→ **TASK PROMPT**:
Gather every line of the entries that includes the word "data".

Start MATERIAL FOR THIS EXERCISE

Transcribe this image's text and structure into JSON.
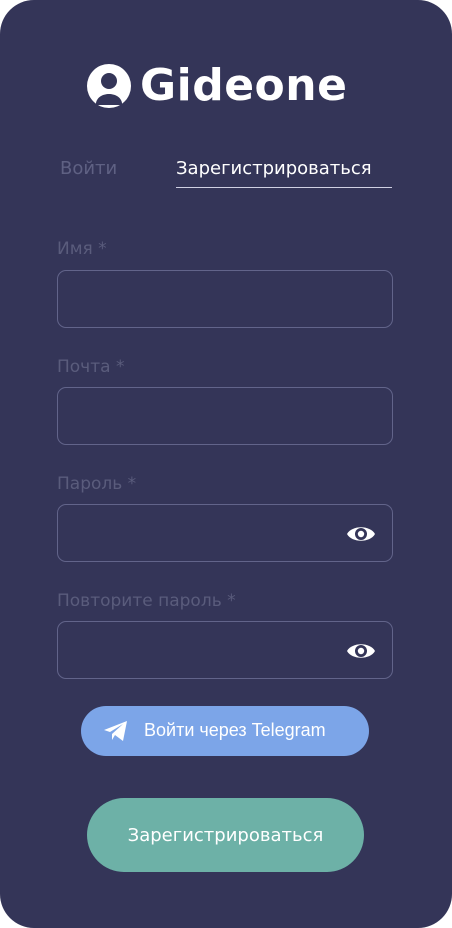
{
  "app": {
    "logo_text": "Gideone",
    "logo_icon": "user-avatar-icon"
  },
  "tabs": {
    "login_label": "Войти",
    "register_label": "Зарегистрироваться",
    "active": "register"
  },
  "form": {
    "name": {
      "label": "Имя *",
      "value": ""
    },
    "email": {
      "label": "Почта *",
      "value": ""
    },
    "password": {
      "label": "Пароль *",
      "value": "",
      "toggle_icon": "eye-icon"
    },
    "password_repeat": {
      "label": "Повторите пароль *",
      "value": "",
      "toggle_icon": "eye-icon"
    }
  },
  "telegram_button": {
    "label": "Войти через Telegram",
    "icon": "telegram-paper-plane-icon"
  },
  "submit_button": {
    "label": "Зарегистрироваться"
  },
  "colors": {
    "background": "#343558",
    "telegram_button": "#7ca5e8",
    "submit_button": "#6db1a7",
    "field_border": "#62648a",
    "label_muted": "#5a5c7c"
  }
}
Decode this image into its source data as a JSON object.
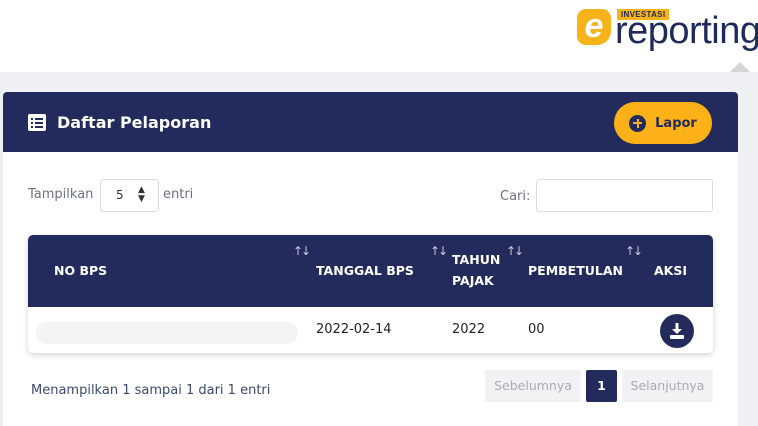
{
  "brand": {
    "logo_letter": "e",
    "badge": "INVESTASI",
    "wordmark": "reporting",
    "colors": {
      "navy": "#222b5b",
      "yellow": "#fbb117"
    }
  },
  "card": {
    "title": "Daftar Pelaporan",
    "title_icon": "list-icon",
    "lapor_label": "Lapor",
    "lapor_icon": "plus-circle-icon"
  },
  "controls": {
    "show_label": "Tampilkan",
    "page_size": "5",
    "entries_label": "entri",
    "search_label": "Cari:",
    "search_value": ""
  },
  "table": {
    "columns": [
      "NO BPS",
      "TANGGAL BPS",
      "TAHUN PAJAK",
      "PEMBETULAN",
      "AKSI"
    ],
    "col_tahun_line1": "TAHUN",
    "col_tahun_line2": "PAJAK",
    "rows": [
      {
        "no_bps": "",
        "tanggal_bps": "2022-02-14",
        "tahun_pajak": "2022",
        "pembetulan": "00",
        "aksi_icon": "download-icon"
      }
    ]
  },
  "footer": {
    "info": "Menampilkan 1 sampai 1 dari 1 entri",
    "prev": "Sebelumnya",
    "current_page": "1",
    "next": "Selanjutnya"
  }
}
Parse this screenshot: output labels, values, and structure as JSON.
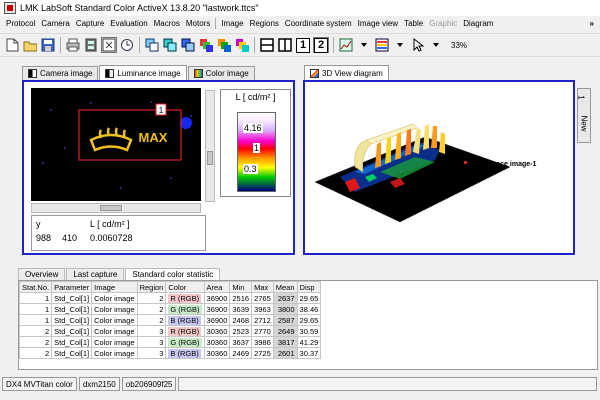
{
  "window": {
    "title": "LMK LabSoft Standard Color ActiveX 13.8.20 \"lastwork.ttcs\""
  },
  "menu": {
    "items": [
      "Protocol",
      "Camera",
      "Capture",
      "Evaluation",
      "Macros",
      "Motors",
      "Image",
      "Regions",
      "Coordinate system",
      "Image view",
      "Table",
      "Graphic",
      "Diagram"
    ],
    "more": "»"
  },
  "toolbar": {
    "view_button_1": "1",
    "view_button_2": "2",
    "zoom": "33%"
  },
  "left_tabs": [
    "Camera image",
    "Luminance image",
    "Color image"
  ],
  "right_tabs": [
    "3D View diagram"
  ],
  "image_view": {
    "overlay_text": "MAX",
    "region_label": "1",
    "accent_color": "#f0c020",
    "region_color": "#e02020"
  },
  "legend": {
    "title": "L [ cd/m² ]",
    "max": "4.16",
    "mid": "1",
    "min": "0.3"
  },
  "readout": {
    "header_y": "y",
    "header_l": "L [ cd/m² ]",
    "val_x": "988",
    "val_y": "410",
    "val_l": "0.0060728"
  },
  "diagram": {
    "legend_label": "Luminance image-1",
    "side_tab_label": "New",
    "side_tab_num": "1"
  },
  "bottom_tabs": [
    "Overview",
    "Last capture",
    "Standard color statistic"
  ],
  "table": {
    "columns": [
      "Stat.No.",
      "Parameter",
      "Image",
      "Region",
      "Color",
      "Area",
      "Min",
      "Max",
      "Mean",
      "Disp"
    ],
    "rows": [
      [
        "1",
        "Std_Col[1]",
        "Color image",
        "2",
        "R (RGB)",
        "36900",
        "2516",
        "2765",
        "2637",
        "29.65"
      ],
      [
        "1",
        "Std_Col[1]",
        "Color image",
        "2",
        "G (RGB)",
        "36900",
        "3639",
        "3963",
        "3800",
        "38.46"
      ],
      [
        "1",
        "Std_Col[1]",
        "Color image",
        "2",
        "B (RGB)",
        "36900",
        "2468",
        "2712",
        "2587",
        "29.65"
      ],
      [
        "2",
        "Std_Col[1]",
        "Color image",
        "3",
        "R (RGB)",
        "30360",
        "2523",
        "2770",
        "2649",
        "30.59"
      ],
      [
        "2",
        "Std_Col[1]",
        "Color image",
        "3",
        "G (RGB)",
        "30360",
        "3637",
        "3986",
        "3817",
        "41.29"
      ],
      [
        "2",
        "Std_Col[1]",
        "Color image",
        "3",
        "B (RGB)",
        "30360",
        "2469",
        "2725",
        "2601",
        "30.37"
      ]
    ],
    "color_swatches": {
      "R (RGB)": "#f4c8c8",
      "G (RGB)": "#c8ecc8",
      "B (RGB)": "#c8c8f4"
    }
  },
  "status": {
    "camera": "DX4 MVTitan color",
    "lens": "dxm2150",
    "id": "ob206909f25"
  }
}
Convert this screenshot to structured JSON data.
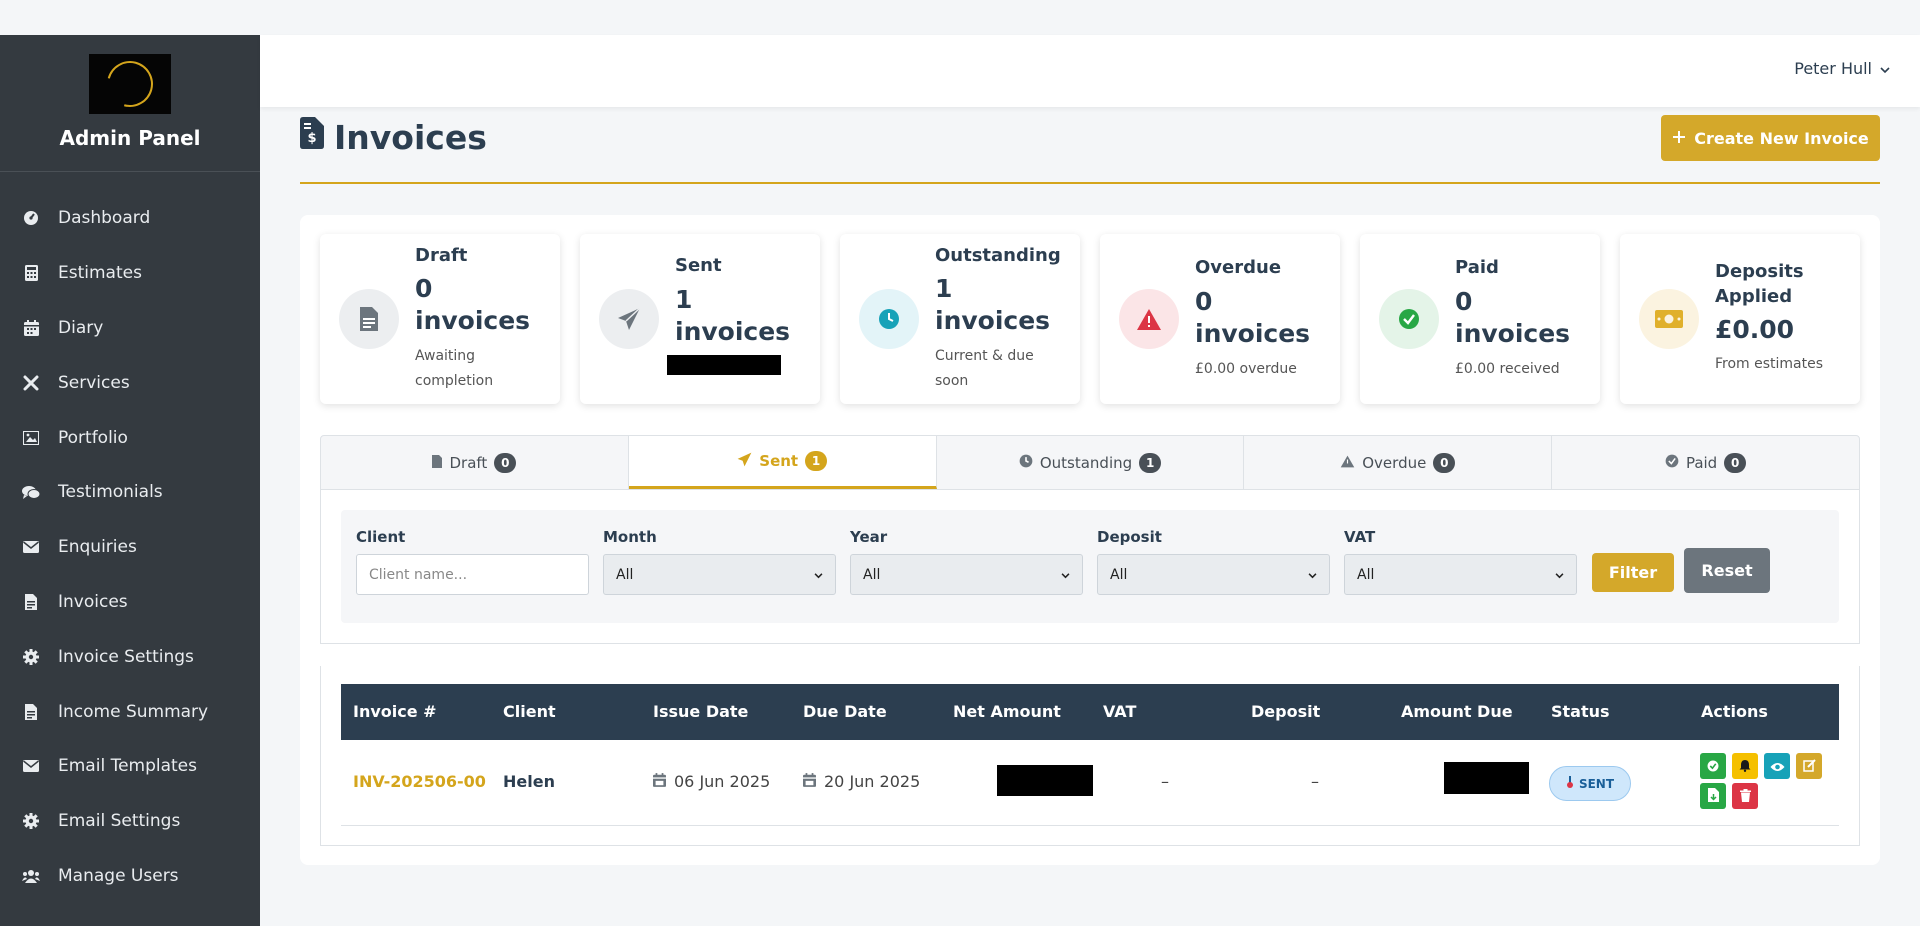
{
  "sidebar": {
    "brand_title": "Admin Panel",
    "items": [
      {
        "label": "Dashboard",
        "icon": "dashboard-icon"
      },
      {
        "label": "Estimates",
        "icon": "calculator-icon"
      },
      {
        "label": "Diary",
        "icon": "calendar-icon"
      },
      {
        "label": "Services",
        "icon": "tools-icon"
      },
      {
        "label": "Portfolio",
        "icon": "image-icon"
      },
      {
        "label": "Testimonials",
        "icon": "comments-icon"
      },
      {
        "label": "Enquiries",
        "icon": "envelope-icon"
      },
      {
        "label": "Invoices",
        "icon": "invoice-icon"
      },
      {
        "label": "Invoice Settings",
        "icon": "gear-icon"
      },
      {
        "label": "Income Summary",
        "icon": "document-icon"
      },
      {
        "label": "Email Templates",
        "icon": "envelope-icon"
      },
      {
        "label": "Email Settings",
        "icon": "gear-icon"
      },
      {
        "label": "Manage Users",
        "icon": "users-icon"
      }
    ]
  },
  "topbar": {
    "user_name": "Peter Hull"
  },
  "header": {
    "title": "Invoices",
    "create_button": "Create New Invoice"
  },
  "stats": {
    "draft": {
      "title": "Draft",
      "value": "0 invoices",
      "sub": "Awaiting completion"
    },
    "sent": {
      "title": "Sent",
      "value": "1 invoices"
    },
    "outstanding": {
      "title": "Outstanding",
      "value": "1 invoices",
      "sub": "Current & due soon"
    },
    "overdue": {
      "title": "Overdue",
      "value": "0 invoices",
      "sub": "£0.00 overdue"
    },
    "paid": {
      "title": "Paid",
      "value": "0 invoices",
      "sub": "£0.00 received"
    },
    "deposits": {
      "title": "Deposits Applied",
      "value": "£0.00",
      "sub": "From estimates"
    }
  },
  "tabs": [
    {
      "label": "Draft",
      "count": "0"
    },
    {
      "label": "Sent",
      "count": "1"
    },
    {
      "label": "Outstanding",
      "count": "1"
    },
    {
      "label": "Overdue",
      "count": "0"
    },
    {
      "label": "Paid",
      "count": "0"
    }
  ],
  "filters": {
    "client_label": "Client",
    "client_placeholder": "Client name...",
    "month_label": "Month",
    "month_value": "All",
    "year_label": "Year",
    "year_value": "All",
    "deposit_label": "Deposit",
    "deposit_value": "All",
    "vat_label": "VAT",
    "vat_value": "All",
    "filter_button": "Filter",
    "reset_button": "Reset"
  },
  "table": {
    "headers": [
      "Invoice #",
      "Client",
      "Issue Date",
      "Due Date",
      "Net Amount",
      "VAT",
      "Deposit",
      "Amount Due",
      "Status",
      "Actions"
    ],
    "rows": [
      {
        "invoice": "INV-202506-00",
        "client": "Helen",
        "issue_date": "06 Jun 2025",
        "due_date": "20 Jun 2025",
        "vat": "–",
        "deposit": "–",
        "status": "SENT"
      }
    ]
  },
  "colors": {
    "accent": "#d4a51c",
    "sidebar": "#343a40",
    "table_header": "#2c3e50",
    "secondary": "#6c757d"
  }
}
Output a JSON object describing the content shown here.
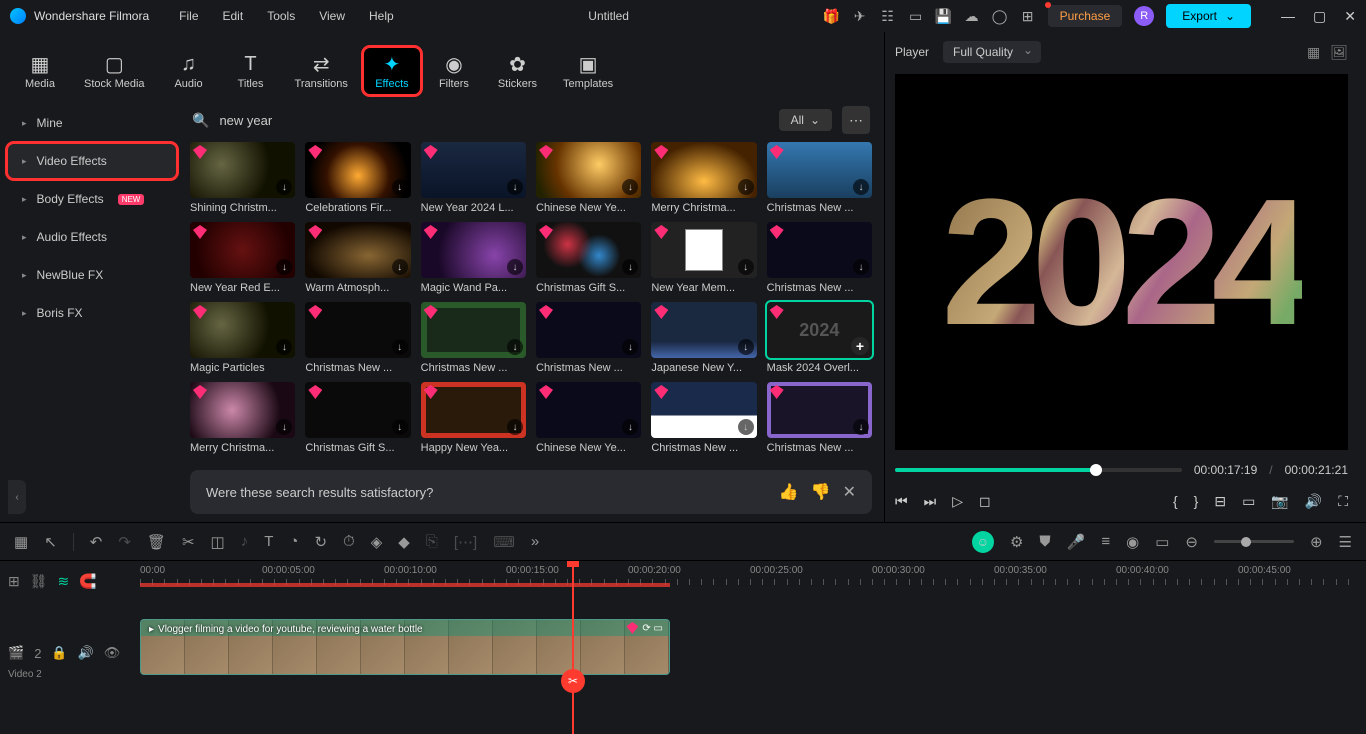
{
  "app": {
    "name": "Wondershare Filmora",
    "document": "Untitled"
  },
  "menus": [
    "File",
    "Edit",
    "Tools",
    "View",
    "Help"
  ],
  "titlebar": {
    "purchase": "Purchase",
    "avatar_initial": "R",
    "export": "Export"
  },
  "tabs": [
    {
      "label": "Media",
      "icon": "▦"
    },
    {
      "label": "Stock Media",
      "icon": "▢"
    },
    {
      "label": "Audio",
      "icon": "♫"
    },
    {
      "label": "Titles",
      "icon": "T"
    },
    {
      "label": "Transitions",
      "icon": "⇄"
    },
    {
      "label": "Effects",
      "icon": "✦",
      "active": true
    },
    {
      "label": "Filters",
      "icon": "◉"
    },
    {
      "label": "Stickers",
      "icon": "✿"
    },
    {
      "label": "Templates",
      "icon": "▣"
    }
  ],
  "sidebar": [
    {
      "label": "Mine"
    },
    {
      "label": "Video Effects",
      "highlighted": true
    },
    {
      "label": "Body Effects",
      "badge": "NEW"
    },
    {
      "label": "Audio Effects"
    },
    {
      "label": "NewBlue FX"
    },
    {
      "label": "Boris FX"
    }
  ],
  "search": {
    "query": "new year",
    "filter": "All"
  },
  "effects": [
    {
      "label": "Shining Christm...",
      "bg": "bg-dark-sparkle"
    },
    {
      "label": "Celebrations Fir...",
      "bg": "bg-fireworks"
    },
    {
      "label": "New Year 2024 L...",
      "bg": "bg-blue-sparkle"
    },
    {
      "label": "Chinese New Ye...",
      "bg": "bg-lantern"
    },
    {
      "label": "Merry Christma...",
      "bg": "bg-gold-tree"
    },
    {
      "label": "Christmas New ...",
      "bg": "bg-snow"
    },
    {
      "label": "New Year Red E...",
      "bg": "bg-red-gold"
    },
    {
      "label": "Warm Atmosph...",
      "bg": "bg-warm"
    },
    {
      "label": "Magic Wand Pa...",
      "bg": "bg-wand"
    },
    {
      "label": "Christmas Gift S...",
      "bg": "bg-bokeh"
    },
    {
      "label": "New Year Mem...",
      "bg": "bg-polaroid"
    },
    {
      "label": "Christmas New ...",
      "bg": "bg-stars-dark"
    },
    {
      "label": "Magic Particles",
      "bg": "bg-dark-sparkle"
    },
    {
      "label": "Christmas New ...",
      "bg": "bg-dark"
    },
    {
      "label": "Christmas New ...",
      "bg": "bg-green-border"
    },
    {
      "label": "Christmas New ...",
      "bg": "bg-stars-dark"
    },
    {
      "label": "Japanese New Y...",
      "bg": "bg-rising"
    },
    {
      "label": "Mask 2024 Overl...",
      "bg": "bg-2024",
      "selected": true,
      "text": "2024"
    },
    {
      "label": "Merry Christma...",
      "bg": "bg-pink-sparkle"
    },
    {
      "label": "Christmas Gift S...",
      "bg": "bg-dark"
    },
    {
      "label": "Happy New Yea...",
      "bg": "bg-red-frame"
    },
    {
      "label": "Chinese New Ye...",
      "bg": "bg-stars-dark"
    },
    {
      "label": "Christmas New ...",
      "bg": "bg-snow-house"
    },
    {
      "label": "Christmas New ...",
      "bg": "bg-purple-frame"
    }
  ],
  "feedback": {
    "text": "Were these search results satisfactory?"
  },
  "player": {
    "label": "Player",
    "quality": "Full Quality",
    "mask_text": "2024",
    "current": "00:00:17:19",
    "total": "00:00:21:21"
  },
  "timeline": {
    "marks": [
      "00:00",
      "00:00:05:00",
      "00:00:10:00",
      "00:00:15:00",
      "00:00:20:00",
      "00:00:25:00",
      "00:00:30:00",
      "00:00:35:00",
      "00:00:40:00",
      "00:00:45:00"
    ],
    "track_count": "2",
    "track_label": "Video 2",
    "clip_label": "Vlogger filming a video for youtube, reviewing a water bottle"
  }
}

End MATERIAL FOR THIS EXERCISE

→ **EXERCISE SOLUTION**:
Decode this image into its source data as a JSON object.
Convert this screenshot to structured JSON data.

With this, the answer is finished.